**Set problem**
Look through the material and copy each line holding "permanens".

■ ■ ■ ■ ■

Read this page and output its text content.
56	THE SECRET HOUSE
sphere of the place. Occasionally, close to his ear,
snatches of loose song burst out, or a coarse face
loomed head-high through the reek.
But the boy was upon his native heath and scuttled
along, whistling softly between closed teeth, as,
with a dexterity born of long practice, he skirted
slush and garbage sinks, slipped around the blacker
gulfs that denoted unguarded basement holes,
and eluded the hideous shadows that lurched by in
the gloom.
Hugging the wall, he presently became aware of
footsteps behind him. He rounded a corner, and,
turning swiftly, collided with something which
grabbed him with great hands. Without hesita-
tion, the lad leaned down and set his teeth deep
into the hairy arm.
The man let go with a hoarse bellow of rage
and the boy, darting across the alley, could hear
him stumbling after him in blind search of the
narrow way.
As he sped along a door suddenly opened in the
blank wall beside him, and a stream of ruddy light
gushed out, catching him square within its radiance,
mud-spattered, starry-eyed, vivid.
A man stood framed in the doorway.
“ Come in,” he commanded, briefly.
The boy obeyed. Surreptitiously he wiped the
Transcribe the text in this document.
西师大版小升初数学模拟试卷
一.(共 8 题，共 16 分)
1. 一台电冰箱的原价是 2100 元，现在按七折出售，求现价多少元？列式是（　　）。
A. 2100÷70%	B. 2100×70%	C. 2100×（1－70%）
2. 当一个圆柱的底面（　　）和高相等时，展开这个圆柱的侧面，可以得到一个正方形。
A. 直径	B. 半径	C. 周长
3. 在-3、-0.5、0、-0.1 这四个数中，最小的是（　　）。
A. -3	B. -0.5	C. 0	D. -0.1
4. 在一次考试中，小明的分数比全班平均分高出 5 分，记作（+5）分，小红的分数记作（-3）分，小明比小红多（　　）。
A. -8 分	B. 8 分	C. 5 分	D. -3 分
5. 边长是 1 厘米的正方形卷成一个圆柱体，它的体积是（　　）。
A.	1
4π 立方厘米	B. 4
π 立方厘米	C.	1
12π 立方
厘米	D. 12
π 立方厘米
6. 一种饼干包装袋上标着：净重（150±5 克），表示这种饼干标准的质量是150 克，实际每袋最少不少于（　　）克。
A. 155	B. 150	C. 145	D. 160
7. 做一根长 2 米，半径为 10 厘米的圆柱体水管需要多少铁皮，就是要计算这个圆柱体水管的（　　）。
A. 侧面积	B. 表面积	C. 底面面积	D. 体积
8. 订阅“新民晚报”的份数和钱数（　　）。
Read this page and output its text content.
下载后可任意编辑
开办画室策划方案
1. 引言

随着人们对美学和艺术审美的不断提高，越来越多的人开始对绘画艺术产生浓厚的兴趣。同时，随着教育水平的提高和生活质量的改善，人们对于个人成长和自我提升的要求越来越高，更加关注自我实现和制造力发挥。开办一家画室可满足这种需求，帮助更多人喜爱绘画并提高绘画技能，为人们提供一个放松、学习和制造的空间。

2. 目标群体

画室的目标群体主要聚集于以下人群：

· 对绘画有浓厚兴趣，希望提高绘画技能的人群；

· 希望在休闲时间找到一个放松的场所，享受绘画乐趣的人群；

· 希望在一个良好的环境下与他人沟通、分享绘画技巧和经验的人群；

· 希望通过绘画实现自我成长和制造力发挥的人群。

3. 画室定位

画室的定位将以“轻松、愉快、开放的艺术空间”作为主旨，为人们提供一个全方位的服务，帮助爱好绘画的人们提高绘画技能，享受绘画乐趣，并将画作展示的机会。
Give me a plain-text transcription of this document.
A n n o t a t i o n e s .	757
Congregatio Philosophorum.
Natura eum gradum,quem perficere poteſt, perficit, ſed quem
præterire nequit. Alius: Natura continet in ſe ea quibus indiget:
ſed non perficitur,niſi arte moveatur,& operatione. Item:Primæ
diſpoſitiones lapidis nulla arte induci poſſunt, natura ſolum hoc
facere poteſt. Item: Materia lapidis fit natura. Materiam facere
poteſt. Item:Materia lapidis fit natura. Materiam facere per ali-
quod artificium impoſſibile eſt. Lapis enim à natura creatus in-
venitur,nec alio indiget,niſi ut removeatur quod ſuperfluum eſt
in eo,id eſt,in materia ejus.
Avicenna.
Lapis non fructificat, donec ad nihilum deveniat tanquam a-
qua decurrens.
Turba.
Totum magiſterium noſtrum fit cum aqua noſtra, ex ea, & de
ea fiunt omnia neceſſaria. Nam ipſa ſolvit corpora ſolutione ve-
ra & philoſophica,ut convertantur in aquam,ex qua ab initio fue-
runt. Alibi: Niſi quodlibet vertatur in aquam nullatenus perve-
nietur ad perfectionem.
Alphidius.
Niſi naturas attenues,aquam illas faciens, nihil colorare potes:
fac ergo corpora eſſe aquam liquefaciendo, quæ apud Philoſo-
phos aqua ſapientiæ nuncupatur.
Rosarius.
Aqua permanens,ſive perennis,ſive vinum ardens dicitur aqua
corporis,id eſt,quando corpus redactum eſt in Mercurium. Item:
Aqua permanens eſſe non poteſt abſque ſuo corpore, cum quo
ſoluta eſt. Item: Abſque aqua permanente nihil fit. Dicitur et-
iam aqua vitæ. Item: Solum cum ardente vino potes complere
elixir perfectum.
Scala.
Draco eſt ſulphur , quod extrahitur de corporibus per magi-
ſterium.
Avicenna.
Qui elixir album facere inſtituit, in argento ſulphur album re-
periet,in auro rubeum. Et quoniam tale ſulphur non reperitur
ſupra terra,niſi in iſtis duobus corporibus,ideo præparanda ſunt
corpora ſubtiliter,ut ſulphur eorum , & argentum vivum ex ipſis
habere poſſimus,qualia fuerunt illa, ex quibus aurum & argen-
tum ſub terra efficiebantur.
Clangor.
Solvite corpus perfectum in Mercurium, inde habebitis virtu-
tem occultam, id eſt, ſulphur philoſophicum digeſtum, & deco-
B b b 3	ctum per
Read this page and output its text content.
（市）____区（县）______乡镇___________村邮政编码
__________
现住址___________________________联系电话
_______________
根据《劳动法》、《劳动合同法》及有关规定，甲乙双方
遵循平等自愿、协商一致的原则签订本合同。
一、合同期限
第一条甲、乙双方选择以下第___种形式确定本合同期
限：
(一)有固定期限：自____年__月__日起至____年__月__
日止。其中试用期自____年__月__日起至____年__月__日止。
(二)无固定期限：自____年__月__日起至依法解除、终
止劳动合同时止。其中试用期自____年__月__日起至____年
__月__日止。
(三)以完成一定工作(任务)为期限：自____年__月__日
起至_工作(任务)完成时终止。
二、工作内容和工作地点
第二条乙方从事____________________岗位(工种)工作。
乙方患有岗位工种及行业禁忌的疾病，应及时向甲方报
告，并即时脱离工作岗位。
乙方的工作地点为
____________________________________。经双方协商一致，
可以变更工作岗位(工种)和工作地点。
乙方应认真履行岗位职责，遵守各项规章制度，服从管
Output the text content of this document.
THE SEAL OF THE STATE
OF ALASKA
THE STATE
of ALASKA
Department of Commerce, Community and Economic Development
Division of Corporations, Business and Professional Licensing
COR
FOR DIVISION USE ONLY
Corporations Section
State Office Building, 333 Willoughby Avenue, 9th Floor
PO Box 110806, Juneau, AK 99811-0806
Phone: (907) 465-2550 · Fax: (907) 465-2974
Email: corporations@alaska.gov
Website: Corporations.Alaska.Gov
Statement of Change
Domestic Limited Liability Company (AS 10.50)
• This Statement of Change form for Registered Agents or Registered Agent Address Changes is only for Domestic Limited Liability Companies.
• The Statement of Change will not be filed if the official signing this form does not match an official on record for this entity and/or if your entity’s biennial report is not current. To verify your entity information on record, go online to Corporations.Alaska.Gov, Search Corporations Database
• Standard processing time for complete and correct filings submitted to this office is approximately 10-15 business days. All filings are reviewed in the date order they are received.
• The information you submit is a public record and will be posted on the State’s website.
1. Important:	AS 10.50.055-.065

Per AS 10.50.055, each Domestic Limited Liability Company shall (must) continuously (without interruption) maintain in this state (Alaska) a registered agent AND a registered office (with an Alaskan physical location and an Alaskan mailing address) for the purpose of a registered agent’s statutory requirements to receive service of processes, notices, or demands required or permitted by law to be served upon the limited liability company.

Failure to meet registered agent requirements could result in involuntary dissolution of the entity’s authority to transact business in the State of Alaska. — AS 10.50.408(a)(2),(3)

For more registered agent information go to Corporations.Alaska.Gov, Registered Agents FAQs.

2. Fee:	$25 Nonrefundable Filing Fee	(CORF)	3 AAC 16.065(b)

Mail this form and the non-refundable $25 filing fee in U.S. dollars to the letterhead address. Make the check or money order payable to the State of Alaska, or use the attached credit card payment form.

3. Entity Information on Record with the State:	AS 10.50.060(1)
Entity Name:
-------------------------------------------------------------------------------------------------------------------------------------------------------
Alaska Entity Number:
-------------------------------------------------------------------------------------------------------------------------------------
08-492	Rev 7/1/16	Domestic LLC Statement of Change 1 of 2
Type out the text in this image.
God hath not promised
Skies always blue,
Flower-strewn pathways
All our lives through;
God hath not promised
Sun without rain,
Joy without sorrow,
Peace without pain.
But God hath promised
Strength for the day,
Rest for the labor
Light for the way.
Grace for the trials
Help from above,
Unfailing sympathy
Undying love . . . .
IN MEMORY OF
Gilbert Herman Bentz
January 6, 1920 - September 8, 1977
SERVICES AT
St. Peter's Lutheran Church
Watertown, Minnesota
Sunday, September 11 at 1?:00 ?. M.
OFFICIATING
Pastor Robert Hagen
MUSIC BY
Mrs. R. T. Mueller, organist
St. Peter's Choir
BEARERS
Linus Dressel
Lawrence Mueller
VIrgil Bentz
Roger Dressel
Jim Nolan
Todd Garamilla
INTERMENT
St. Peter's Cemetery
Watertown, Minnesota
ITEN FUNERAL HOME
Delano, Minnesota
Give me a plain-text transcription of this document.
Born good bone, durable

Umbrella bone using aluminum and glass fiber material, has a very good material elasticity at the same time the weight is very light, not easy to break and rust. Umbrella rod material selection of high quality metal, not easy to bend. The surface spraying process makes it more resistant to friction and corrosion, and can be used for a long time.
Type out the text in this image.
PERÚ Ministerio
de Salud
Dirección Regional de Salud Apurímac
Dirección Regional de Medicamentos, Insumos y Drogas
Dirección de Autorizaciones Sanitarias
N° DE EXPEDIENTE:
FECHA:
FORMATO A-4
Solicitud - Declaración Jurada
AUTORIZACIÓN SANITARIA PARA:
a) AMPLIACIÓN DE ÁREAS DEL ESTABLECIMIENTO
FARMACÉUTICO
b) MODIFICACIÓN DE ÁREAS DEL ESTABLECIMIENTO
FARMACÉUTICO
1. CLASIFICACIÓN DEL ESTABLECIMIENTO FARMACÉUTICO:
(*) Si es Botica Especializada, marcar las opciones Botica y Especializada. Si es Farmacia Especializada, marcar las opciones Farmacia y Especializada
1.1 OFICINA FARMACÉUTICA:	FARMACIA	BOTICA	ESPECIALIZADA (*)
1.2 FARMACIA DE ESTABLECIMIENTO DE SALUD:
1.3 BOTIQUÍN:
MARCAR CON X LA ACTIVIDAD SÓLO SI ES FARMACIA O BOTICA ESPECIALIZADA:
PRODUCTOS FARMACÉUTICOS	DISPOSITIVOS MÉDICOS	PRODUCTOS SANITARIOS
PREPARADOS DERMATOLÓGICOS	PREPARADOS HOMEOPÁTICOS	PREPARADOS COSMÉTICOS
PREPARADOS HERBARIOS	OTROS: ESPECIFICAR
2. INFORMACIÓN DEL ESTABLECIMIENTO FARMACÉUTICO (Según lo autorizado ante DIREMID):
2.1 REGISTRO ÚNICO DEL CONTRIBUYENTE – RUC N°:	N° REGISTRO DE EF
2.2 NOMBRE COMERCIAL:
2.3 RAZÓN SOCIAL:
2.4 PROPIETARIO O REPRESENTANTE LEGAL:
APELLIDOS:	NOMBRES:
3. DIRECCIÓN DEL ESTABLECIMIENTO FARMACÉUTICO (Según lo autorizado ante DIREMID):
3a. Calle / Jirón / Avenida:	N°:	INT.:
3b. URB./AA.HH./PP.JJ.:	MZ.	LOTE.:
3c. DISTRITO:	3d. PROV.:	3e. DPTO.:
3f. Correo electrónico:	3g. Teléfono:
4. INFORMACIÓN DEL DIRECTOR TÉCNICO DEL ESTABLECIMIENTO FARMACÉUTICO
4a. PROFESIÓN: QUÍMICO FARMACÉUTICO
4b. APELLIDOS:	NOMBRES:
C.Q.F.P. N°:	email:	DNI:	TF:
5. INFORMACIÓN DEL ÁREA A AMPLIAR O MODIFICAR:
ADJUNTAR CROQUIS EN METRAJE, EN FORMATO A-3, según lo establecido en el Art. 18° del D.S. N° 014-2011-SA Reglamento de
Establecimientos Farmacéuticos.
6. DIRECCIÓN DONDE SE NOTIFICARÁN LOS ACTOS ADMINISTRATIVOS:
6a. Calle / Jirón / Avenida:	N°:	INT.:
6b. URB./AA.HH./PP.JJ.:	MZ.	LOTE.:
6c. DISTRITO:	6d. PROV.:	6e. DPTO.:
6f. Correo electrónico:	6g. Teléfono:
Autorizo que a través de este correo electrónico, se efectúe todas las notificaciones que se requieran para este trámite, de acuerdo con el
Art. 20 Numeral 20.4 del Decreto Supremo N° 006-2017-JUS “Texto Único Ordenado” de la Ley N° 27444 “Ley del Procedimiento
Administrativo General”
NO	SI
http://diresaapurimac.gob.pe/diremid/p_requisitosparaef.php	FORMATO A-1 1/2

■ ■ ■ ■ ■

**Exercise output**
Aqua permanens,ſive perennis,ſive vinum ardens dicitur aqua
Aqua permanens eſſe non poteſt abſque ſuo corpore, cum quo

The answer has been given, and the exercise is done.